## BEGIN PROVIDED ENTRIES
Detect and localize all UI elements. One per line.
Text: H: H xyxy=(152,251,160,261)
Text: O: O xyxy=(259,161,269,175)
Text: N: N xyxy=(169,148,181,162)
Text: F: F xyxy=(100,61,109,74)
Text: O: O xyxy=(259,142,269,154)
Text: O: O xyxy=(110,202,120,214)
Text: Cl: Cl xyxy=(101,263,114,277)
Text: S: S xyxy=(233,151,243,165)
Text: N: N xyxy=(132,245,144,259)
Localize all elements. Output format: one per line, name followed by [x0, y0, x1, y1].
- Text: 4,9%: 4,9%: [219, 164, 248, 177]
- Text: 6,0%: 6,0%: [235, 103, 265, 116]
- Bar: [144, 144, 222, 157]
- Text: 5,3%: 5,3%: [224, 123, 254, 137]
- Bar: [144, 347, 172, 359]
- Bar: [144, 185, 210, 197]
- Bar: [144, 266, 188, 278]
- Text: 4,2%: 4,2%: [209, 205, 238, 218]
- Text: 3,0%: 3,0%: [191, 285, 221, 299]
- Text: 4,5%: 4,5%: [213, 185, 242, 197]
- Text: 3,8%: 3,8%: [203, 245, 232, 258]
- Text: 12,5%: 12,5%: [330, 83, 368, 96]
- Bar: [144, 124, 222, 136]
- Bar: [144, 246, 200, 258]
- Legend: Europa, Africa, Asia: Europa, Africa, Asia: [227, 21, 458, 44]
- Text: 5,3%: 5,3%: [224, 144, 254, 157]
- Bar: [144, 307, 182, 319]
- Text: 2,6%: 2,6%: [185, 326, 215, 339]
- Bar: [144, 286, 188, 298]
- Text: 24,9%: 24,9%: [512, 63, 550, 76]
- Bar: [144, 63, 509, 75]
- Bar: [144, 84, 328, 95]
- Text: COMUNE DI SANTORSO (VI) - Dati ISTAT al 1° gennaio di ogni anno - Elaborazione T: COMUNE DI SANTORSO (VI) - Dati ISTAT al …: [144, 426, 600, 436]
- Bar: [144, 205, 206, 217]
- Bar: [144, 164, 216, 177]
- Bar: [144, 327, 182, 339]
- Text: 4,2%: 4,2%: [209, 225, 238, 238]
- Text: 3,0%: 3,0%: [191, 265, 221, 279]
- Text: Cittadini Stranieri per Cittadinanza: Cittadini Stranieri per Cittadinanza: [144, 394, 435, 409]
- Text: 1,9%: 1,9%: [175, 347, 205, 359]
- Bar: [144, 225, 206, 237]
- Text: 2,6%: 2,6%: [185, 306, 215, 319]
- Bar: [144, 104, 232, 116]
## END PROVIDED ENTRIES
* PROBLEM *
Duplicate every item line by line, with no changes.

* SOLUTION TO THIS EXERCISE *
Detect and localize all UI elements. One per line.
Text: H: H xyxy=(152,251,160,261)
Text: O: O xyxy=(259,161,269,175)
Text: N: N xyxy=(169,148,181,162)
Text: F: F xyxy=(100,61,109,74)
Text: O: O xyxy=(259,142,269,154)
Text: O: O xyxy=(110,202,120,214)
Text: Cl: Cl xyxy=(101,263,114,277)
Text: S: S xyxy=(233,151,243,165)
Text: N: N xyxy=(132,245,144,259)
Localize all elements. Output format: one per line, name followed by [x0, y0, x1, y1].
- Text: 4,9%: 4,9%: [219, 164, 248, 177]
- Text: 6,0%: 6,0%: [235, 103, 265, 116]
- Bar: [144, 144, 222, 157]
- Text: 5,3%: 5,3%: [224, 123, 254, 137]
- Bar: [144, 347, 172, 359]
- Bar: [144, 185, 210, 197]
- Bar: [144, 266, 188, 278]
- Text: 4,2%: 4,2%: [209, 205, 238, 218]
- Text: 3,0%: 3,0%: [191, 285, 221, 299]
- Text: 4,5%: 4,5%: [213, 185, 242, 197]
- Text: 3,8%: 3,8%: [203, 245, 232, 258]
- Text: 12,5%: 12,5%: [330, 83, 368, 96]
- Bar: [144, 124, 222, 136]
- Bar: [144, 246, 200, 258]
- Legend: Europa, Africa, Asia: Europa, Africa, Asia: [227, 21, 458, 44]
- Text: 5,3%: 5,3%: [224, 144, 254, 157]
- Bar: [144, 307, 182, 319]
- Text: 2,6%: 2,6%: [185, 326, 215, 339]
- Bar: [144, 286, 188, 298]
- Text: 24,9%: 24,9%: [512, 63, 550, 76]
- Bar: [144, 63, 509, 75]
- Bar: [144, 84, 328, 95]
- Text: COMUNE DI SANTORSO (VI) - Dati ISTAT al 1° gennaio di ogni anno - Elaborazione T: COMUNE DI SANTORSO (VI) - Dati ISTAT al …: [144, 426, 600, 436]
- Bar: [144, 205, 206, 217]
- Bar: [144, 164, 216, 177]
- Bar: [144, 327, 182, 339]
- Text: 4,2%: 4,2%: [209, 225, 238, 238]
- Text: 3,0%: 3,0%: [191, 265, 221, 279]
- Text: Cittadini Stranieri per Cittadinanza: Cittadini Stranieri per Cittadinanza: [144, 394, 435, 409]
- Text: 1,9%: 1,9%: [175, 347, 205, 359]
- Bar: [144, 225, 206, 237]
- Text: 2,6%: 2,6%: [185, 306, 215, 319]
- Bar: [144, 104, 232, 116]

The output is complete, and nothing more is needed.